• **Work required**: Print the entries in full, word for word, but not the pictures.

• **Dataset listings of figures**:
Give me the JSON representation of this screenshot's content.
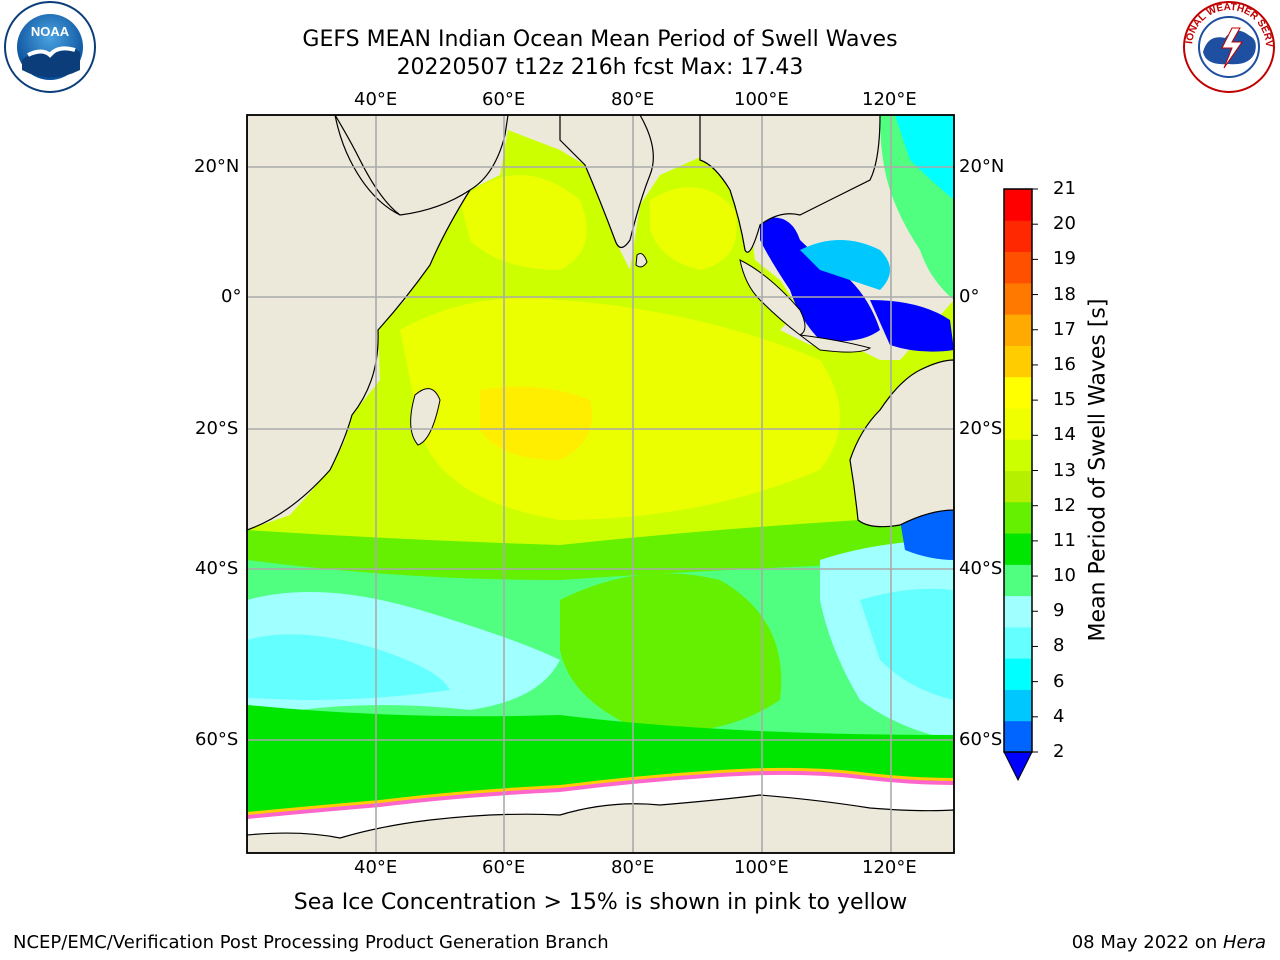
{
  "title_line1": "GEFS MEAN Indian Ocean Mean Period of Swell Waves",
  "title_line2": "20220507 t12z 216h fcst   Max: 17.43",
  "subtitle": "Sea Ice Concentration > 15% is shown in pink to yellow",
  "footer_left": "NCEP/EMC/Verification Post Processing Product Generation Branch",
  "footer_date": "08 May 2022 on ",
  "footer_host": "Hera",
  "logos": {
    "noaa": "NOAA",
    "nws": "NATIONAL WEATHER SERVICE"
  },
  "map": {
    "lon_labels": [
      "40°E",
      "60°E",
      "80°E",
      "100°E",
      "120°E"
    ],
    "lat_labels": [
      "20°N",
      "0°",
      "20°S",
      "40°S",
      "60°S"
    ],
    "colors": {
      "land": "#ede9da",
      "ocean": "#ccff00",
      "ice": "#ffffff",
      "grid": "#aaaaaa"
    }
  },
  "colorbar": {
    "title": "Mean Period of Swell Waves [s]",
    "ticks": [
      "2",
      "4",
      "6",
      "8",
      "9",
      "10",
      "11",
      "12",
      "13",
      "14",
      "15",
      "16",
      "17",
      "18",
      "19",
      "20",
      "21"
    ],
    "colors": [
      "#0064ff",
      "#00c8ff",
      "#00ffff",
      "#64ffff",
      "#a0ffff",
      "#50ff80",
      "#00e600",
      "#64f000",
      "#b4f000",
      "#ccff00",
      "#f0ff00",
      "#ffff00",
      "#ffcc00",
      "#ffaa00",
      "#ff7800",
      "#ff5000",
      "#ff2800",
      "#ff0000"
    ],
    "under_color": "#0000ff"
  }
}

• **Task answer**:
Give me the JSON representation of this screenshot's content.
{
  "title_line1": "GEFS MEAN Indian Ocean Mean Period of Swell Waves",
  "title_line2": "20220507 t12z 216h fcst   Max: 17.43",
  "subtitle": "Sea Ice Concentration > 15% is shown in pink to yellow",
  "footer_left": "NCEP/EMC/Verification Post Processing Product Generation Branch",
  "footer_date": "08 May 2022 on ",
  "footer_host": "Hera",
  "logos": {
    "noaa": "NOAA",
    "nws": "NATIONAL WEATHER SERVICE"
  },
  "map": {
    "lon_labels": [
      "40°E",
      "60°E",
      "80°E",
      "100°E",
      "120°E"
    ],
    "lat_labels": [
      "20°N",
      "0°",
      "20°S",
      "40°S",
      "60°S"
    ],
    "colors": {
      "land": "#ede9da",
      "ocean": "#ccff00",
      "ice": "#ffffff",
      "grid": "#aaaaaa"
    }
  },
  "colorbar": {
    "title": "Mean Period of Swell Waves [s]",
    "ticks": [
      "2",
      "4",
      "6",
      "8",
      "9",
      "10",
      "11",
      "12",
      "13",
      "14",
      "15",
      "16",
      "17",
      "18",
      "19",
      "20",
      "21"
    ],
    "colors": [
      "#0064ff",
      "#00c8ff",
      "#00ffff",
      "#64ffff",
      "#a0ffff",
      "#50ff80",
      "#00e600",
      "#64f000",
      "#b4f000",
      "#ccff00",
      "#f0ff00",
      "#ffff00",
      "#ffcc00",
      "#ffaa00",
      "#ff7800",
      "#ff5000",
      "#ff2800",
      "#ff0000"
    ],
    "under_color": "#0000ff"
  }
}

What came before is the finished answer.